**WHAT IS ASKED**
Leave out the pictures and transcribe everything else exactly.

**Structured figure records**
:::
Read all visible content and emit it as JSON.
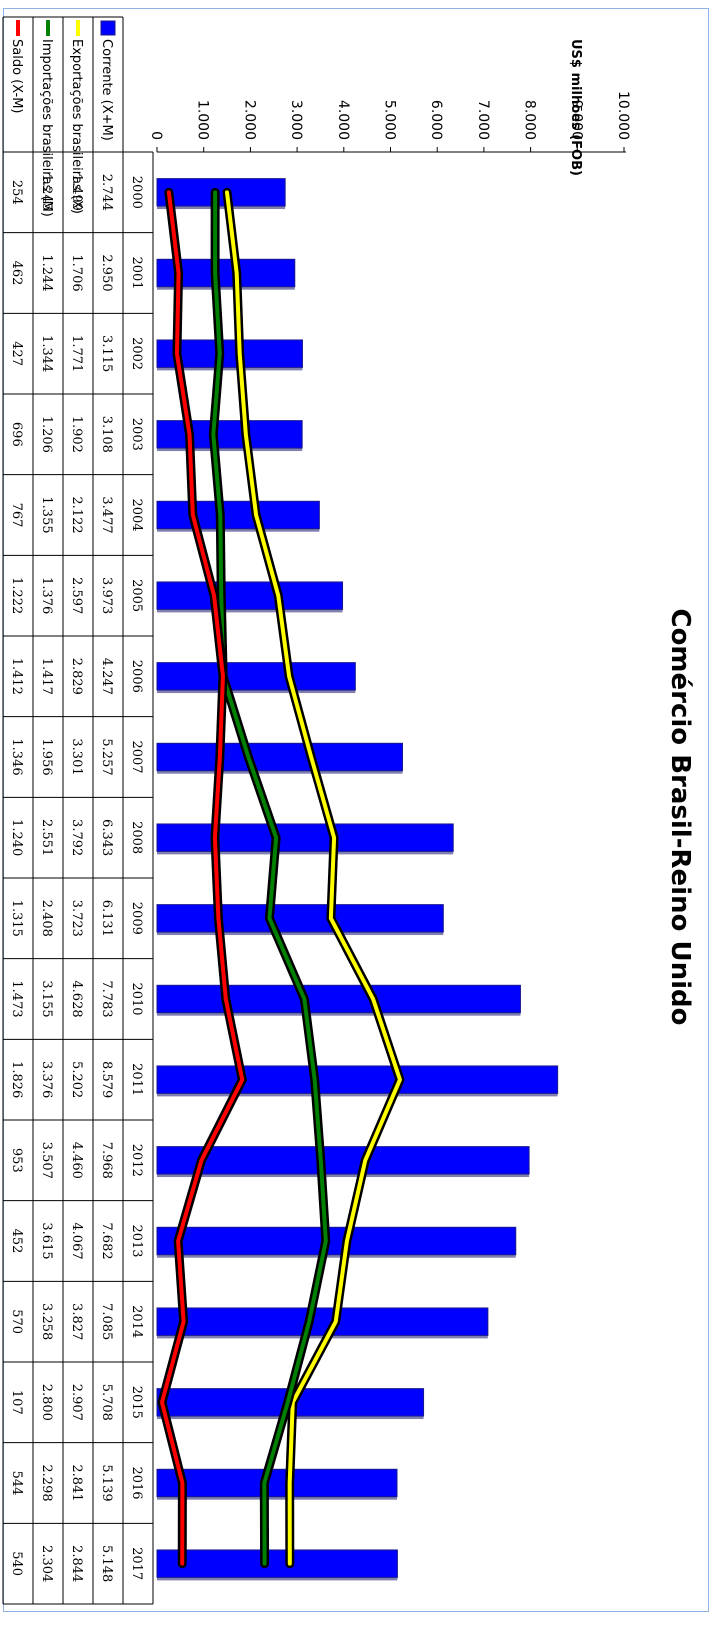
{
  "chart_data": {
    "type": "line",
    "title": "Comércio Brasil-Reino Unido",
    "ylabel": "US$ milhões (FOB)",
    "ylim": [
      0,
      10000
    ],
    "yticks": [
      "0",
      "1.000",
      "2.000",
      "3.000",
      "4.000",
      "5.000",
      "6.000",
      "7.000",
      "8.000",
      "9.000",
      "10.000"
    ],
    "categories": [
      "2000",
      "2001",
      "2002",
      "2003",
      "2004",
      "2005",
      "2006",
      "2007",
      "2008",
      "2009",
      "2010",
      "2011",
      "2012",
      "2013",
      "2014",
      "2015",
      "2016",
      "2017"
    ],
    "series": [
      {
        "name": "Corrente (X+M)",
        "kind": "bar",
        "color": "#0000ff",
        "values": [
          2744,
          2950,
          3115,
          3108,
          3477,
          3973,
          4247,
          5257,
          6343,
          6131,
          7783,
          8579,
          7968,
          7682,
          7085,
          5708,
          5139,
          5148
        ],
        "labels": [
          "2.744",
          "2.950",
          "3.115",
          "3.108",
          "3.477",
          "3.973",
          "4.247",
          "5.257",
          "6.343",
          "6.131",
          "7.783",
          "8.579",
          "7.968",
          "7.682",
          "7.085",
          "5.708",
          "5.139",
          "5.148"
        ]
      },
      {
        "name": "Exportações brasileiras (X)",
        "kind": "line",
        "color": "#ffff00",
        "values": [
          1499,
          1706,
          1771,
          1902,
          2122,
          2597,
          2829,
          3301,
          3792,
          3723,
          4628,
          5202,
          4460,
          4067,
          3827,
          2907,
          2841,
          2844
        ],
        "labels": [
          "1.499",
          "1.706",
          "1.771",
          "1.902",
          "2.122",
          "2.597",
          "2.829",
          "3.301",
          "3.792",
          "3.723",
          "4.628",
          "5.202",
          "4.460",
          "4.067",
          "3.827",
          "2.907",
          "2.841",
          "2.844"
        ]
      },
      {
        "name": "Importações brasileiras (M)",
        "kind": "line",
        "color": "#008000",
        "values": [
          1245,
          1244,
          1344,
          1206,
          1355,
          1376,
          1417,
          1956,
          2551,
          2408,
          3155,
          3376,
          3507,
          3615,
          3258,
          2800,
          2298,
          2304
        ],
        "labels": [
          "1.245",
          "1.244",
          "1.344",
          "1.206",
          "1.355",
          "1.376",
          "1.417",
          "1.956",
          "2.551",
          "2.408",
          "3.155",
          "3.376",
          "3.507",
          "3.615",
          "3.258",
          "2.800",
          "2.298",
          "2.304"
        ]
      },
      {
        "name": "Saldo (X-M)",
        "kind": "line",
        "color": "#ff0000",
        "values": [
          254,
          462,
          427,
          696,
          767,
          1222,
          1412,
          1346,
          1240,
          1315,
          1473,
          1826,
          953,
          452,
          570,
          107,
          544,
          540
        ],
        "labels": [
          "254",
          "462",
          "427",
          "696",
          "767",
          "1.222",
          "1.412",
          "1.346",
          "1.240",
          "1.315",
          "1.473",
          "1.826",
          "953",
          "452",
          "570",
          "107",
          "544",
          "540"
        ]
      }
    ],
    "legend": "bottom-table",
    "grid": false
  }
}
:::
**WRITTEN ANSWER**
Read all visible content and emit it as JSON.
{
  "chart_data": {
    "type": "line",
    "title": "Comércio Brasil-Reino Unido",
    "ylabel": "US$ milhões (FOB)",
    "ylim": [
      0,
      10000
    ],
    "yticks": [
      "0",
      "1.000",
      "2.000",
      "3.000",
      "4.000",
      "5.000",
      "6.000",
      "7.000",
      "8.000",
      "9.000",
      "10.000"
    ],
    "categories": [
      "2000",
      "2001",
      "2002",
      "2003",
      "2004",
      "2005",
      "2006",
      "2007",
      "2008",
      "2009",
      "2010",
      "2011",
      "2012",
      "2013",
      "2014",
      "2015",
      "2016",
      "2017"
    ],
    "series": [
      {
        "name": "Corrente (X+M)",
        "kind": "bar",
        "color": "#0000ff",
        "values": [
          2744,
          2950,
          3115,
          3108,
          3477,
          3973,
          4247,
          5257,
          6343,
          6131,
          7783,
          8579,
          7968,
          7682,
          7085,
          5708,
          5139,
          5148
        ],
        "labels": [
          "2.744",
          "2.950",
          "3.115",
          "3.108",
          "3.477",
          "3.973",
          "4.247",
          "5.257",
          "6.343",
          "6.131",
          "7.783",
          "8.579",
          "7.968",
          "7.682",
          "7.085",
          "5.708",
          "5.139",
          "5.148"
        ]
      },
      {
        "name": "Exportações brasileiras (X)",
        "kind": "line",
        "color": "#ffff00",
        "values": [
          1499,
          1706,
          1771,
          1902,
          2122,
          2597,
          2829,
          3301,
          3792,
          3723,
          4628,
          5202,
          4460,
          4067,
          3827,
          2907,
          2841,
          2844
        ],
        "labels": [
          "1.499",
          "1.706",
          "1.771",
          "1.902",
          "2.122",
          "2.597",
          "2.829",
          "3.301",
          "3.792",
          "3.723",
          "4.628",
          "5.202",
          "4.460",
          "4.067",
          "3.827",
          "2.907",
          "2.841",
          "2.844"
        ]
      },
      {
        "name": "Importações brasileiras (M)",
        "kind": "line",
        "color": "#008000",
        "values": [
          1245,
          1244,
          1344,
          1206,
          1355,
          1376,
          1417,
          1956,
          2551,
          2408,
          3155,
          3376,
          3507,
          3615,
          3258,
          2800,
          2298,
          2304
        ],
        "labels": [
          "1.245",
          "1.244",
          "1.344",
          "1.206",
          "1.355",
          "1.376",
          "1.417",
          "1.956",
          "2.551",
          "2.408",
          "3.155",
          "3.376",
          "3.507",
          "3.615",
          "3.258",
          "2.800",
          "2.298",
          "2.304"
        ]
      },
      {
        "name": "Saldo (X-M)",
        "kind": "line",
        "color": "#ff0000",
        "values": [
          254,
          462,
          427,
          696,
          767,
          1222,
          1412,
          1346,
          1240,
          1315,
          1473,
          1826,
          953,
          452,
          570,
          107,
          544,
          540
        ],
        "labels": [
          "254",
          "462",
          "427",
          "696",
          "767",
          "1.222",
          "1.412",
          "1.346",
          "1.240",
          "1.315",
          "1.473",
          "1.826",
          "953",
          "452",
          "570",
          "107",
          "544",
          "540"
        ]
      }
    ],
    "legend": "bottom-table",
    "grid": false
  }
}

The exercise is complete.